===== Records for processing =====

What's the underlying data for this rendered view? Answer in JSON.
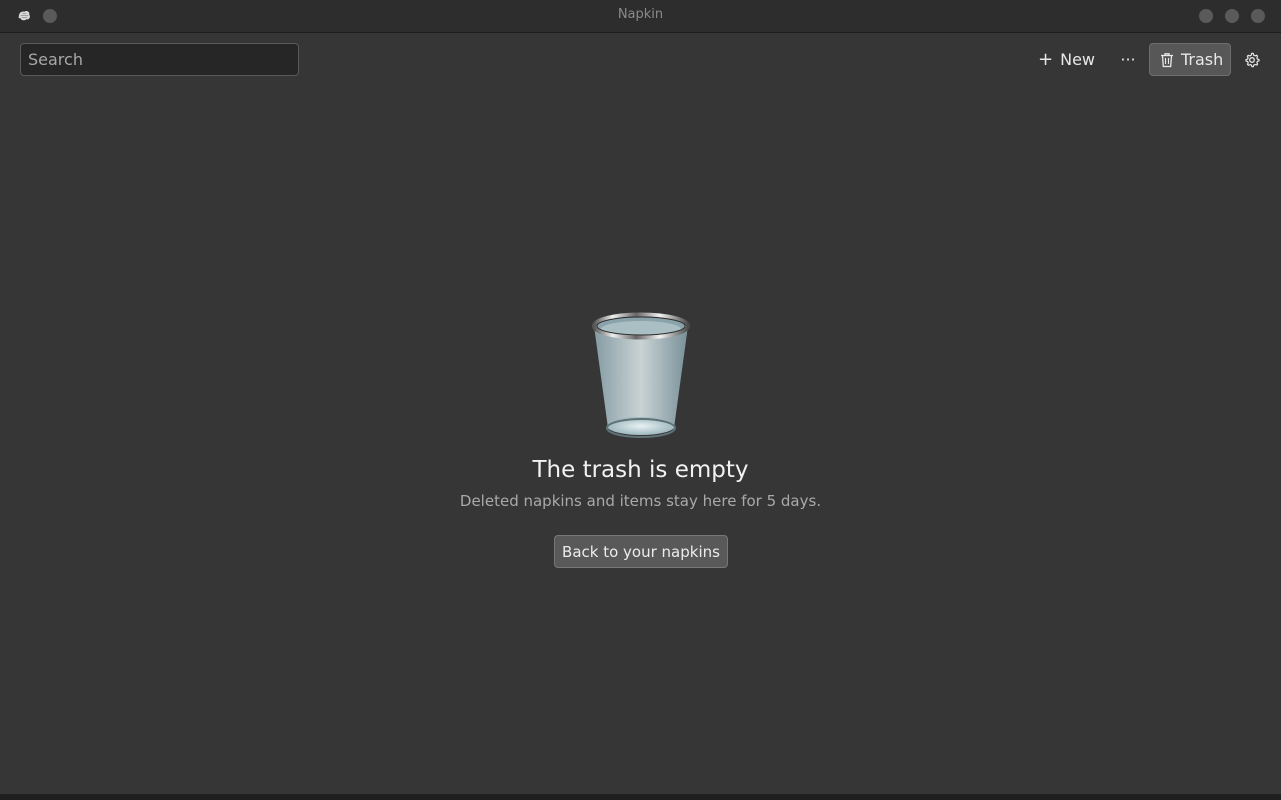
{
  "window": {
    "title": "Napkin",
    "logo_icon": "napkin-logo-icon"
  },
  "toolbar": {
    "search_placeholder": "Search",
    "search_value": "",
    "new_icon": "+",
    "new_label": "New",
    "more_label": "···",
    "trash_label": "Trash",
    "settings_icon": "gear-icon"
  },
  "empty_state": {
    "illustration": "trash-can-icon",
    "title": "The trash is empty",
    "subtitle": "Deleted napkins and items stay here for 5 days.",
    "back_button_label": "Back to your napkins"
  },
  "colors": {
    "background": "#363636",
    "titlebar": "#2d2d2d",
    "active_button": "#575757"
  }
}
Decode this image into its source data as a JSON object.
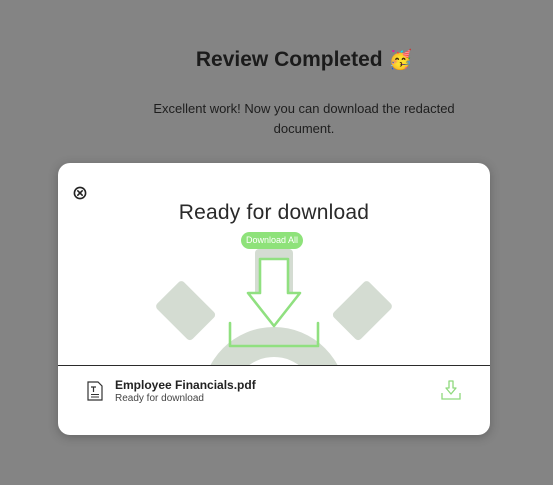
{
  "page": {
    "title": "Review Completed",
    "title_emoji": "🥳",
    "subtitle": "Excellent work! Now you can download the redacted document."
  },
  "modal": {
    "title": "Ready for download",
    "download_all_label": "Download All",
    "illustration_icons": [
      "gear-icon",
      "download-arrow-icon"
    ],
    "file": {
      "name": "Employee Financials.pdf",
      "status": "Ready for download",
      "icon": "document-icon",
      "download_icon": "download-icon"
    },
    "close_icon": "close-icon"
  },
  "colors": {
    "overlay": "#848484",
    "accent_green": "#8ee27a",
    "gear": "#d4dcd2",
    "modal_bg": "#ffffff"
  }
}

=====

Problem details -> Collect the complete line wherever the string "gear" appears in the records.

Exercise answer ->
    "settings_icon": "gear-icon"
      "gear-icon",
    "gear": "#d4dcd2",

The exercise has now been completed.